YOUR OBJECTIVE: Repeat all the material exactly; pictures stay out of your copy.

[Start of DATA ROWS]

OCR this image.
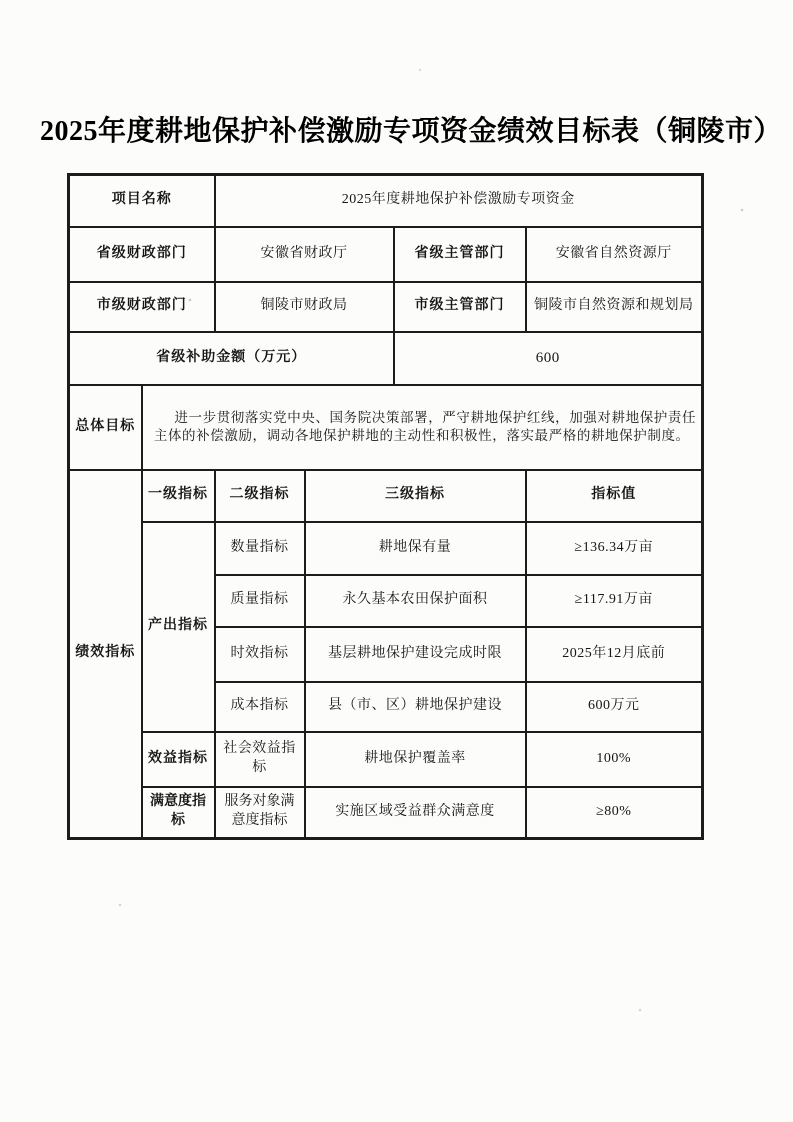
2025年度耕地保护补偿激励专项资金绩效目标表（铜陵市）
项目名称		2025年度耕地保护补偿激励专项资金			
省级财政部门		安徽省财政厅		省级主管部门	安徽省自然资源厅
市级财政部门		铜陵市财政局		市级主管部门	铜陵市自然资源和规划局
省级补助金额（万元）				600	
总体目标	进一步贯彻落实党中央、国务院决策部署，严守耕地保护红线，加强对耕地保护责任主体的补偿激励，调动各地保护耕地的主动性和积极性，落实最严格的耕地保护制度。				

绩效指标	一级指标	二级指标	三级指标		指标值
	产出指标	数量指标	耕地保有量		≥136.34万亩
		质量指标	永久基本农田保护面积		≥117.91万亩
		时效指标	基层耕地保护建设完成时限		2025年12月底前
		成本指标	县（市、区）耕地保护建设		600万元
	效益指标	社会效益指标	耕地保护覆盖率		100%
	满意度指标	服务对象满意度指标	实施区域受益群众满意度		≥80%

[End of DATA ROWS]

FINISHED TASK:
OCR this image.
2025年度耕地保护补偿激励专项资金绩效目标表（铜陵市）
项目名称		2025年度耕地保护补偿激励专项资金			
省级财政部门		安徽省财政厅		省级主管部门	安徽省自然资源厅
市级财政部门		铜陵市财政局		市级主管部门	铜陵市自然资源和规划局
省级补助金额（万元）				600	
总体目标	进一步贯彻落实党中央、国务院决策部署，严守耕地保护红线，加强对耕地保护责任主体的补偿激励，调动各地保护耕地的主动性和积极性，落实最严格的耕地保护制度。				

绩效指标	一级指标	二级指标	三级指标		指标值
	产出指标	数量指标	耕地保有量		≥136.34万亩
		质量指标	永久基本农田保护面积		≥117.91万亩
		时效指标	基层耕地保护建设完成时限		2025年12月底前
		成本指标	县（市、区）耕地保护建设		600万元
	效益指标	社会效益指标	耕地保护覆盖率		100%
	满意度指标	服务对象满意度指标	实施区域受益群众满意度		≥80%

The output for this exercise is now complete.